**Data rows**:
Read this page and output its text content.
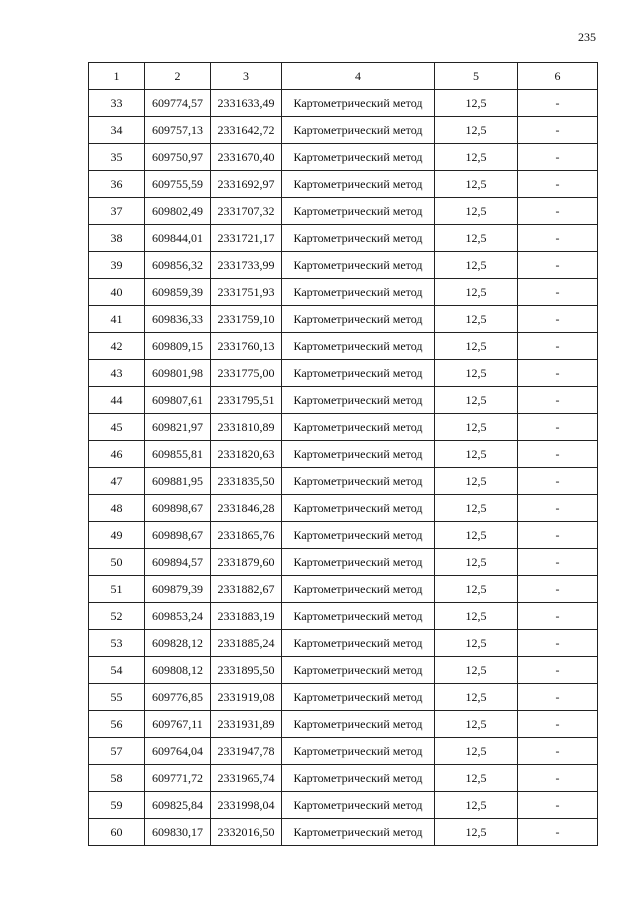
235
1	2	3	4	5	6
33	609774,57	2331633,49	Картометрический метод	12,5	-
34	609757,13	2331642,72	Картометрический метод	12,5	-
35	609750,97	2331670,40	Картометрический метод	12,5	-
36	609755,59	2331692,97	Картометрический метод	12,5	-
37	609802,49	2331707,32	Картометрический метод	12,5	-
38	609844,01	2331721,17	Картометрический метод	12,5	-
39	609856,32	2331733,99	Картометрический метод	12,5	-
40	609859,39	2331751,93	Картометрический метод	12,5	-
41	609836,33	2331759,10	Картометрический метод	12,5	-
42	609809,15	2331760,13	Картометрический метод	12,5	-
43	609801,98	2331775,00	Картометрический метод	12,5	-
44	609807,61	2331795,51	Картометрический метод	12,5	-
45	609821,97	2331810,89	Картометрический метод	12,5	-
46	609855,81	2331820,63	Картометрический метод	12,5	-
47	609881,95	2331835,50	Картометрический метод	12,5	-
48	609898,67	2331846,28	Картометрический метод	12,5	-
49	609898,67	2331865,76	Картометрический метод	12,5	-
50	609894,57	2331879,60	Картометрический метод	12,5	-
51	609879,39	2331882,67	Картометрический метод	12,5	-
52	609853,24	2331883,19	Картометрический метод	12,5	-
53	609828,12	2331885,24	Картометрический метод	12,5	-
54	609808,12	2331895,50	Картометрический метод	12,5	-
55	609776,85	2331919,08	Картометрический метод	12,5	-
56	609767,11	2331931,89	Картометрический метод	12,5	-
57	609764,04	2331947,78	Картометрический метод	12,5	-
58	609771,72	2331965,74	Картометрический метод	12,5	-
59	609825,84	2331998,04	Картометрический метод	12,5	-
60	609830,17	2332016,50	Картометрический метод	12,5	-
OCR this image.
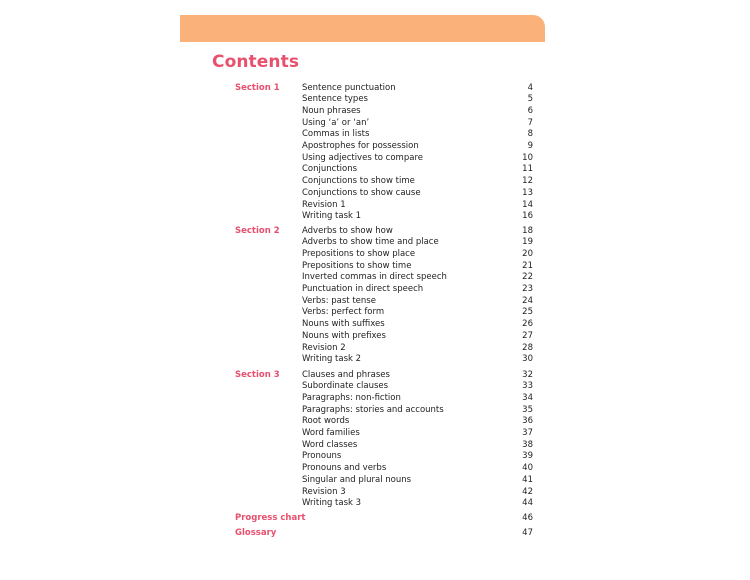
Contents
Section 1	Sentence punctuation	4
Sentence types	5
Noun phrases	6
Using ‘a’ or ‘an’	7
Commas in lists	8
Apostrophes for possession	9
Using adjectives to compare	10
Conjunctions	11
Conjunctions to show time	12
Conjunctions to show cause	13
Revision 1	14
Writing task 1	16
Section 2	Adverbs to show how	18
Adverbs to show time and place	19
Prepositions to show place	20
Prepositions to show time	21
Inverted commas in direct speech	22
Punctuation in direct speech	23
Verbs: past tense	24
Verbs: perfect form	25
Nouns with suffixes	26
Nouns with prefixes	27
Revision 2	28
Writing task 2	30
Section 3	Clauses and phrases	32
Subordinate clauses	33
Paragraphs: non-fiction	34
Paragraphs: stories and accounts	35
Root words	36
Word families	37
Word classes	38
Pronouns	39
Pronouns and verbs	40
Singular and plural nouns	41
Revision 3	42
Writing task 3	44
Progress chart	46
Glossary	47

**Stated goal**: Every entry must be reproduced exactly, with the images left out.

**Solved problem**:
Read this page and output its text content.
235
1	2	3	4	5	6
33	609774,57	2331633,49	Картометрический метод	12,5	-
34	609757,13	2331642,72	Картометрический метод	12,5	-
35	609750,97	2331670,40	Картометрический метод	12,5	-
36	609755,59	2331692,97	Картометрический метод	12,5	-
37	609802,49	2331707,32	Картометрический метод	12,5	-
38	609844,01	2331721,17	Картометрический метод	12,5	-
39	609856,32	2331733,99	Картометрический метод	12,5	-
40	609859,39	2331751,93	Картометрический метод	12,5	-
41	609836,33	2331759,10	Картометрический метод	12,5	-
42	609809,15	2331760,13	Картометрический метод	12,5	-
43	609801,98	2331775,00	Картометрический метод	12,5	-
44	609807,61	2331795,51	Картометрический метод	12,5	-
45	609821,97	2331810,89	Картометрический метод	12,5	-
46	609855,81	2331820,63	Картометрический метод	12,5	-
47	609881,95	2331835,50	Картометрический метод	12,5	-
48	609898,67	2331846,28	Картометрический метод	12,5	-
49	609898,67	2331865,76	Картометрический метод	12,5	-
50	609894,57	2331879,60	Картометрический метод	12,5	-
51	609879,39	2331882,67	Картометрический метод	12,5	-
52	609853,24	2331883,19	Картометрический метод	12,5	-
53	609828,12	2331885,24	Картометрический метод	12,5	-
54	609808,12	2331895,50	Картометрический метод	12,5	-
55	609776,85	2331919,08	Картометрический метод	12,5	-
56	609767,11	2331931,89	Картометрический метод	12,5	-
57	609764,04	2331947,78	Картометрический метод	12,5	-
58	609771,72	2331965,74	Картометрический метод	12,5	-
59	609825,84	2331998,04	Картометрический метод	12,5	-
60	609830,17	2332016,50	Картометрический метод	12,5	-
OCR this image.
Contents
Section 1	Sentence punctuation	4
Sentence types	5
Noun phrases	6
Using ‘a’ or ‘an’	7
Commas in lists	8
Apostrophes for possession	9
Using adjectives to compare	10
Conjunctions	11
Conjunctions to show time	12
Conjunctions to show cause	13
Revision 1	14
Writing task 1	16
Section 2	Adverbs to show how	18
Adverbs to show time and place	19
Prepositions to show place	20
Prepositions to show time	21
Inverted commas in direct speech	22
Punctuation in direct speech	23
Verbs: past tense	24
Verbs: perfect form	25
Nouns with suffixes	26
Nouns with prefixes	27
Revision 2	28
Writing task 2	30
Section 3	Clauses and phrases	32
Subordinate clauses	33
Paragraphs: non-fiction	34
Paragraphs: stories and accounts	35
Root words	36
Word families	37
Word classes	38
Pronouns	39
Pronouns and verbs	40
Singular and plural nouns	41
Revision 3	42
Writing task 3	44
Progress chart	46
Glossary	47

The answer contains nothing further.